### Exercise brief
Would you pull out every line of the material that contains the string "text"?

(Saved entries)
+ + + + + + +

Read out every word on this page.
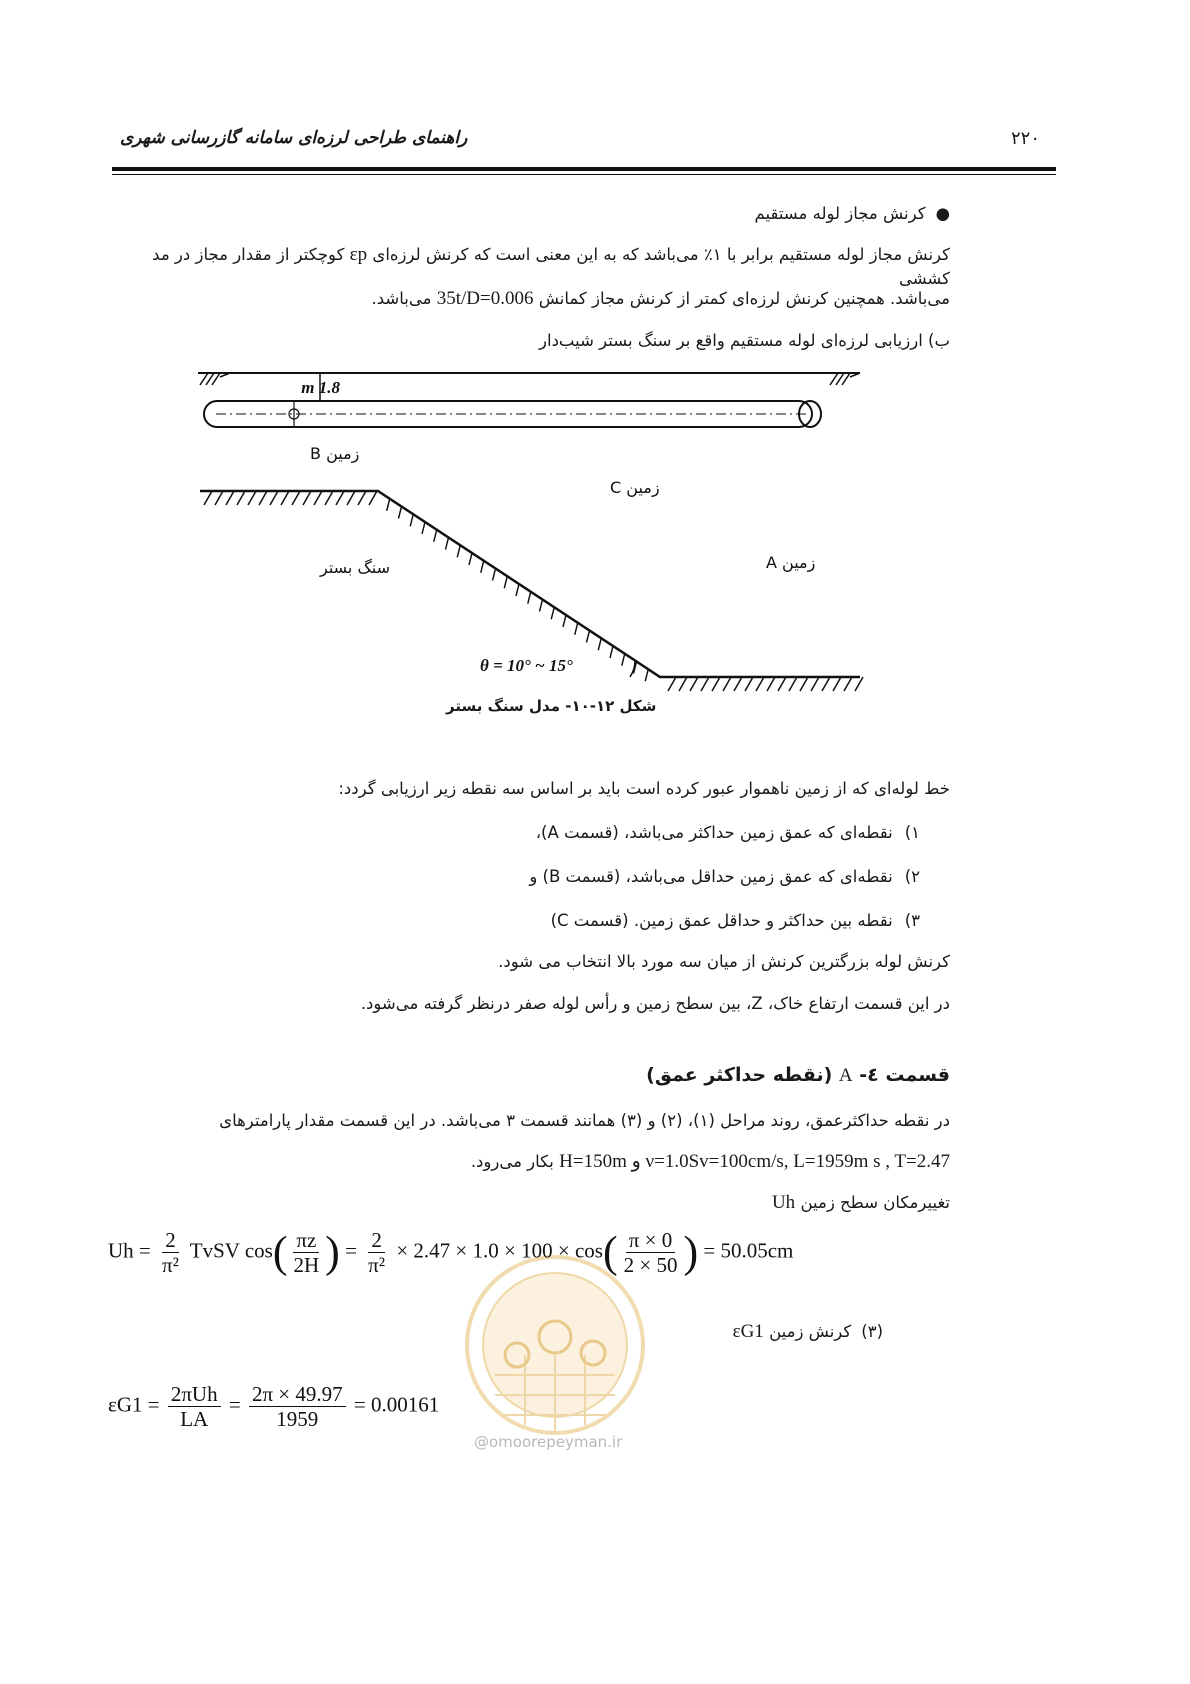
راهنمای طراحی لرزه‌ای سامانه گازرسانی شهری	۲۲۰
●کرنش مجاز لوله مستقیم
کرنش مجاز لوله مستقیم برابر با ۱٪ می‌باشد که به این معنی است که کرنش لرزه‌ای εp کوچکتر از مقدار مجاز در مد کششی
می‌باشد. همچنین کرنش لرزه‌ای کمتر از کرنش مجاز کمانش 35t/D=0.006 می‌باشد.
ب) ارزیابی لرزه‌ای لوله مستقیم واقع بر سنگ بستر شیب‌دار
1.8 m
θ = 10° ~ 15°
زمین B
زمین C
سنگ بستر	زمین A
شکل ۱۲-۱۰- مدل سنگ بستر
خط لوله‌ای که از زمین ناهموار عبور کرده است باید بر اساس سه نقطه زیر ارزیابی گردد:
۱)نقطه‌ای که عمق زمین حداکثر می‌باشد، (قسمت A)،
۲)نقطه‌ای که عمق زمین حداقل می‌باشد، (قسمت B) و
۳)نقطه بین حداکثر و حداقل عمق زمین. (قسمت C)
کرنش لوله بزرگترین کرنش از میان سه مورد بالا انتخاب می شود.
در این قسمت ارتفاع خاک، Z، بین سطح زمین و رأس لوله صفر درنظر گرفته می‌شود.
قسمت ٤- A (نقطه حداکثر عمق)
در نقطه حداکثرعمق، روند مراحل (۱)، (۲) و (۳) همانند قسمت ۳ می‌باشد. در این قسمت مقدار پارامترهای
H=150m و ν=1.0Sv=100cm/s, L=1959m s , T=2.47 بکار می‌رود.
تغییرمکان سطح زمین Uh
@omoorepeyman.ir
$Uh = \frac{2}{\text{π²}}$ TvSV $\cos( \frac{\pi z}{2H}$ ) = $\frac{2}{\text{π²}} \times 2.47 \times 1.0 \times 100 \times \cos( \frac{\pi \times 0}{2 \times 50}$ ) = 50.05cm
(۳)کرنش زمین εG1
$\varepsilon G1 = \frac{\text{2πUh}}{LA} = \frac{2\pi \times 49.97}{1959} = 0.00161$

+ + + + + + +

### Solution to the problem
$Uh = \frac{2}{\text{π²}}$ TvSV $\cos( \frac{\pi z}{2H}$ ) = $\frac{2}{\text{π²}} \times 2.47 \times 1.0 \times 100 \times \cos( \frac{\pi \times 0}{2 \times 50}$ ) = 50.05cm
$\varepsilon G1 = \frac{\text{2πUh}}{LA} = \frac{2\pi \times 49.97}{1959} = 0.00161$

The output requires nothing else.